Each line that holds the word "this" counts once; report how many lines do so and nothing else.

Extracted data entries:

◇ ◇ ◇ ◇ ◇ ◇ ◇

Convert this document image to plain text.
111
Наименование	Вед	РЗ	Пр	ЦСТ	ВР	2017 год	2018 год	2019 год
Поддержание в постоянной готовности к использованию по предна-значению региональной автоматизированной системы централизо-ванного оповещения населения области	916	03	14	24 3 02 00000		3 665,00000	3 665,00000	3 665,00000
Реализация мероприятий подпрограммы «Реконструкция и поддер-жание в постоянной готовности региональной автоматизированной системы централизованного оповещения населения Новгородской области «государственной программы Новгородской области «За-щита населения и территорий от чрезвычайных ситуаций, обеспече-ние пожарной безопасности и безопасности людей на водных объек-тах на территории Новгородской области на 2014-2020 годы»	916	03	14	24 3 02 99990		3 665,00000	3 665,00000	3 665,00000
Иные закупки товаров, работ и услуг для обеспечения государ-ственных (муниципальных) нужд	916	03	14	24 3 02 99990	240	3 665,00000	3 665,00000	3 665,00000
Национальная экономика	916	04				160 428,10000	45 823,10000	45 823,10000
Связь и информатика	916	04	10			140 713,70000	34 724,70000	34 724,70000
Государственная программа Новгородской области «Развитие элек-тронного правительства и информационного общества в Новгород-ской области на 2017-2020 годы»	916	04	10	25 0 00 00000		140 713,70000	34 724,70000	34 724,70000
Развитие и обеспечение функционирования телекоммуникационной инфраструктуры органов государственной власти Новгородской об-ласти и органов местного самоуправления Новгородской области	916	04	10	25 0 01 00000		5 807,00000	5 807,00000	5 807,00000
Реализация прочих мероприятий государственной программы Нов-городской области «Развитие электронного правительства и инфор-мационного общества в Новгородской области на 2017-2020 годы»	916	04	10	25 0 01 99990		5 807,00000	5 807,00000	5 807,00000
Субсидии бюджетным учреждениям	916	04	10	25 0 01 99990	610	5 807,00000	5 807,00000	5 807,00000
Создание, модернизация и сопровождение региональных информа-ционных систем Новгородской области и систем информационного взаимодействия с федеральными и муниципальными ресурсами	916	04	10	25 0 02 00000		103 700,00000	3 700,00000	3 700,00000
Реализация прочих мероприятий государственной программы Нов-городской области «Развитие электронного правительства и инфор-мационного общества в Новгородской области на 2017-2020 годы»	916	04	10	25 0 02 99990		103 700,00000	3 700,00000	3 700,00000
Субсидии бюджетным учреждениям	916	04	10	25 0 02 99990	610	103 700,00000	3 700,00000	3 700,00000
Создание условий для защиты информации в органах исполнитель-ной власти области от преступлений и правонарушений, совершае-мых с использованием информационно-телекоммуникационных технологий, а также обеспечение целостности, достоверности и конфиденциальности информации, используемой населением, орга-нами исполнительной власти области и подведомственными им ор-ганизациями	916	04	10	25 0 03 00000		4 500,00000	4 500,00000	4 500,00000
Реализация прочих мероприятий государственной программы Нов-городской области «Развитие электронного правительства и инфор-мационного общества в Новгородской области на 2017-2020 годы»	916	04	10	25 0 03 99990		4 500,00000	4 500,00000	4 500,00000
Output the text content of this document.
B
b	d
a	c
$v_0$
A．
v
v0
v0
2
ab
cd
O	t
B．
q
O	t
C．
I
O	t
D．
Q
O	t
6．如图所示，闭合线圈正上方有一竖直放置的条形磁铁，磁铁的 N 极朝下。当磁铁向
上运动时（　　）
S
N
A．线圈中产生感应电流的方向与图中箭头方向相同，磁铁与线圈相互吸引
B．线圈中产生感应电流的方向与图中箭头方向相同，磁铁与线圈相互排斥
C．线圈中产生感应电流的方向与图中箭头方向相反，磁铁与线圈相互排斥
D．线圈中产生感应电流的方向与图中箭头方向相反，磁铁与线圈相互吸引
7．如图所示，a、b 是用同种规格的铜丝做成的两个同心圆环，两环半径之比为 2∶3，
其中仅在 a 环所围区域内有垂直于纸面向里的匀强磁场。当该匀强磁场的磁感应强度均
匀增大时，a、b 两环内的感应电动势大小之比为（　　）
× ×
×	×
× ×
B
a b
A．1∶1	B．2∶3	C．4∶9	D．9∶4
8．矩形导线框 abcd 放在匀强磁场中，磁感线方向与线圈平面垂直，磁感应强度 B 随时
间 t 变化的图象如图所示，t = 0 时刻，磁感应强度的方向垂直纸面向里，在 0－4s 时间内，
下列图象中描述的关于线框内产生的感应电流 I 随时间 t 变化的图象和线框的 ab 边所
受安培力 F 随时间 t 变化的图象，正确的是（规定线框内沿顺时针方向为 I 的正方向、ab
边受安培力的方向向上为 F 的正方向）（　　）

◇ ◇ ◇ ◇ ◇ ◇ ◇

TASK ANSWER:
2